• Written task:
Each record must be retyped in full. No character may differ.
----- Given entries
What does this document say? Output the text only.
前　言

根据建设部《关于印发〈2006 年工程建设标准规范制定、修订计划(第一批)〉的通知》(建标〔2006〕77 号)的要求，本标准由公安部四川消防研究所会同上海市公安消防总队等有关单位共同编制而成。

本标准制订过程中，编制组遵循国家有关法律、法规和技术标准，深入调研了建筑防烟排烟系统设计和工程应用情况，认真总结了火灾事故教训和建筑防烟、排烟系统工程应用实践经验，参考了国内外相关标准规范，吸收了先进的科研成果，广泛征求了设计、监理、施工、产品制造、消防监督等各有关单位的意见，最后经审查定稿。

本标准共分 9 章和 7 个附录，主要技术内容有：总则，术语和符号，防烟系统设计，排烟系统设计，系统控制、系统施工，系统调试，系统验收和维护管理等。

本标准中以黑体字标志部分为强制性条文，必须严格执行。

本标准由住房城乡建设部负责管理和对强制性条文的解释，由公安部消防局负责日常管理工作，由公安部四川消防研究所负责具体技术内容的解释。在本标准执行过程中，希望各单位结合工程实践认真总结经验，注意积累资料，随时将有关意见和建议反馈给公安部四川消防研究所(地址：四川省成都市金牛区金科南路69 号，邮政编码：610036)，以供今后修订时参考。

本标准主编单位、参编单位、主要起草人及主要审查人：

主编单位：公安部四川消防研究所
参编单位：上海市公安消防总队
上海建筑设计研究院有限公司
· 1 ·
----------
• Written answer:
What does this document say? Output the text only.
前　言

根据建设部《关于印发〈2006 年工程建设标准规范制定、修订计划(第一批)〉的通知》(建标〔2006〕77 号)的要求，本标准由公安部四川消防研究所会同上海市公安消防总队等有关单位共同编制而成。

本标准制订过程中，编制组遵循国家有关法律、法规和技术标准，深入调研了建筑防烟排烟系统设计和工程应用情况，认真总结了火灾事故教训和建筑防烟、排烟系统工程应用实践经验，参考了国内外相关标准规范，吸收了先进的科研成果，广泛征求了设计、监理、施工、产品制造、消防监督等各有关单位的意见，最后经审查定稿。

本标准共分 9 章和 7 个附录，主要技术内容有：总则，术语和符号，防烟系统设计，排烟系统设计，系统控制、系统施工，系统调试，系统验收和维护管理等。

本标准中以黑体字标志部分为强制性条文，必须严格执行。

本标准由住房城乡建设部负责管理和对强制性条文的解释，由公安部消防局负责日常管理工作，由公安部四川消防研究所负责具体技术内容的解释。在本标准执行过程中，希望各单位结合工程实践认真总结经验，注意积累资料，随时将有关意见和建议反馈给公安部四川消防研究所(地址：四川省成都市金牛区金科南路69 号，邮政编码：610036)，以供今后修订时参考。

本标准主编单位、参编单位、主要起草人及主要审查人：

主编单位：公安部四川消防研究所
参编单位：上海市公安消防总队
上海建筑设计研究院有限公司
· 1 ·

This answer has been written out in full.